WHAT TO PRODUCE → All the data below goes into the copy word for word, but the pictures don't.

※ ※ ※

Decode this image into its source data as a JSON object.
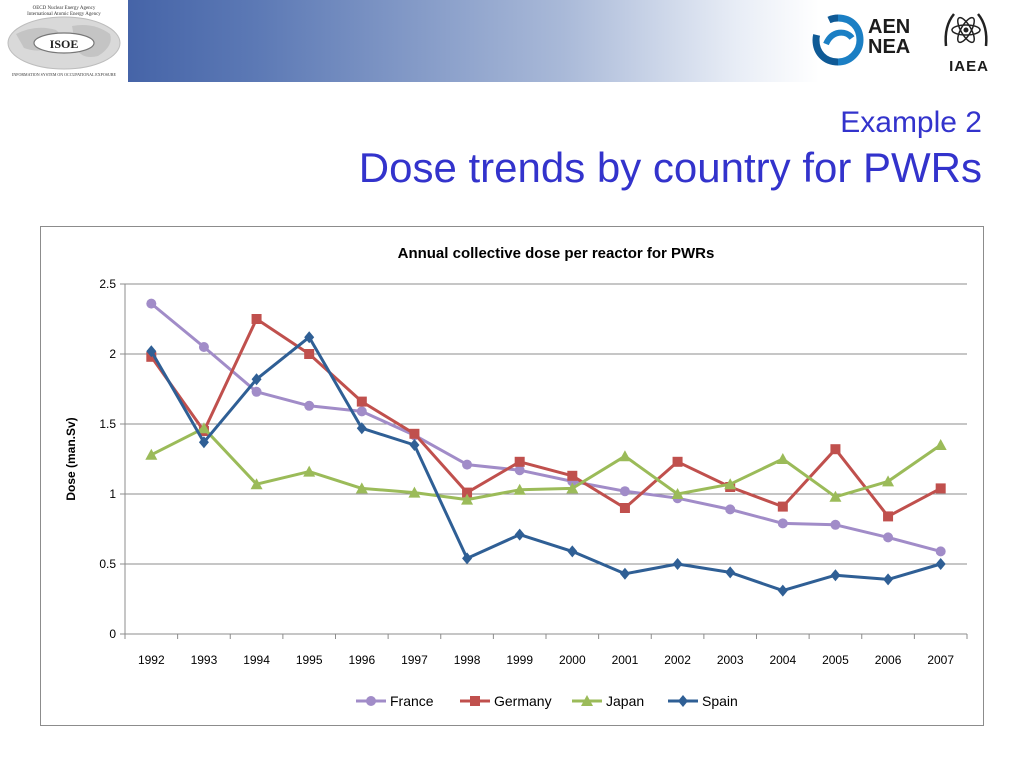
{
  "header": {
    "isoe_top_line1": "OECD Nuclear Energy Agency",
    "isoe_top_line2": "International Atomic Energy Agency",
    "isoe_name": "ISOE",
    "isoe_bottom": "INFORMATION SYSTEM ON OCCUPATIONAL EXPOSURE",
    "aen_line1": "AEN",
    "aen_line2": "NEA",
    "iaea": "IAEA",
    "banner_color": "#2f4f9a"
  },
  "slide": {
    "subtitle": "Example 2",
    "title": "Dose trends by country for PWRs",
    "title_color": "#3333cc"
  },
  "chart_data": {
    "type": "line",
    "title": "Annual collective dose per reactor for PWRs",
    "xlabel": "",
    "ylabel": "Dose (man.Sv)",
    "ylim": [
      0,
      2.5
    ],
    "yticks": [
      "0",
      "0.5",
      "1",
      "1.5",
      "2",
      "2.5"
    ],
    "grid": "horizontal",
    "legend": "bottom",
    "categories": [
      "1992",
      "1993",
      "1994",
      "1995",
      "1996",
      "1997",
      "1998",
      "1999",
      "2000",
      "2001",
      "2002",
      "2003",
      "2004",
      "2005",
      "2006",
      "2007"
    ],
    "series": [
      {
        "name": "France",
        "color": "#a18cc8",
        "marker": "circle",
        "values": [
          2.36,
          2.05,
          1.73,
          1.63,
          1.59,
          1.42,
          1.21,
          1.17,
          1.09,
          1.02,
          0.97,
          0.89,
          0.79,
          0.78,
          0.69,
          0.59
        ]
      },
      {
        "name": "Germany",
        "color": "#c0504d",
        "marker": "square",
        "values": [
          1.98,
          1.45,
          2.25,
          2.0,
          1.66,
          1.43,
          1.01,
          1.23,
          1.13,
          0.9,
          1.23,
          1.05,
          0.91,
          1.32,
          0.84,
          1.04
        ]
      },
      {
        "name": "Japan",
        "color": "#9bbb59",
        "marker": "triangle",
        "values": [
          1.28,
          1.47,
          1.07,
          1.16,
          1.04,
          1.01,
          0.96,
          1.03,
          1.04,
          1.27,
          1.0,
          1.07,
          1.25,
          0.98,
          1.09,
          1.35
        ]
      },
      {
        "name": "Spain",
        "color": "#2f5f95",
        "marker": "diamond",
        "values": [
          2.02,
          1.37,
          1.82,
          2.12,
          1.47,
          1.35,
          0.54,
          0.71,
          0.59,
          0.43,
          0.5,
          0.44,
          0.31,
          0.42,
          0.39,
          0.5
        ]
      }
    ]
  }
}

※ ※ ※

REPLY TO THE TASK →
Decode this image into its source data as a JSON object.
{
  "header": {
    "isoe_top_line1": "OECD Nuclear Energy Agency",
    "isoe_top_line2": "International Atomic Energy Agency",
    "isoe_name": "ISOE",
    "isoe_bottom": "INFORMATION SYSTEM ON OCCUPATIONAL EXPOSURE",
    "aen_line1": "AEN",
    "aen_line2": "NEA",
    "iaea": "IAEA",
    "banner_color": "#2f4f9a"
  },
  "slide": {
    "subtitle": "Example 2",
    "title": "Dose trends by country for PWRs",
    "title_color": "#3333cc"
  },
  "chart_data": {
    "type": "line",
    "title": "Annual collective dose per reactor for PWRs",
    "xlabel": "",
    "ylabel": "Dose (man.Sv)",
    "ylim": [
      0,
      2.5
    ],
    "yticks": [
      "0",
      "0.5",
      "1",
      "1.5",
      "2",
      "2.5"
    ],
    "grid": "horizontal",
    "legend": "bottom",
    "categories": [
      "1992",
      "1993",
      "1994",
      "1995",
      "1996",
      "1997",
      "1998",
      "1999",
      "2000",
      "2001",
      "2002",
      "2003",
      "2004",
      "2005",
      "2006",
      "2007"
    ],
    "series": [
      {
        "name": "France",
        "color": "#a18cc8",
        "marker": "circle",
        "values": [
          2.36,
          2.05,
          1.73,
          1.63,
          1.59,
          1.42,
          1.21,
          1.17,
          1.09,
          1.02,
          0.97,
          0.89,
          0.79,
          0.78,
          0.69,
          0.59
        ]
      },
      {
        "name": "Germany",
        "color": "#c0504d",
        "marker": "square",
        "values": [
          1.98,
          1.45,
          2.25,
          2.0,
          1.66,
          1.43,
          1.01,
          1.23,
          1.13,
          0.9,
          1.23,
          1.05,
          0.91,
          1.32,
          0.84,
          1.04
        ]
      },
      {
        "name": "Japan",
        "color": "#9bbb59",
        "marker": "triangle",
        "values": [
          1.28,
          1.47,
          1.07,
          1.16,
          1.04,
          1.01,
          0.96,
          1.03,
          1.04,
          1.27,
          1.0,
          1.07,
          1.25,
          0.98,
          1.09,
          1.35
        ]
      },
      {
        "name": "Spain",
        "color": "#2f5f95",
        "marker": "diamond",
        "values": [
          2.02,
          1.37,
          1.82,
          2.12,
          1.47,
          1.35,
          0.54,
          0.71,
          0.59,
          0.43,
          0.5,
          0.44,
          0.31,
          0.42,
          0.39,
          0.5
        ]
      }
    ]
  }
}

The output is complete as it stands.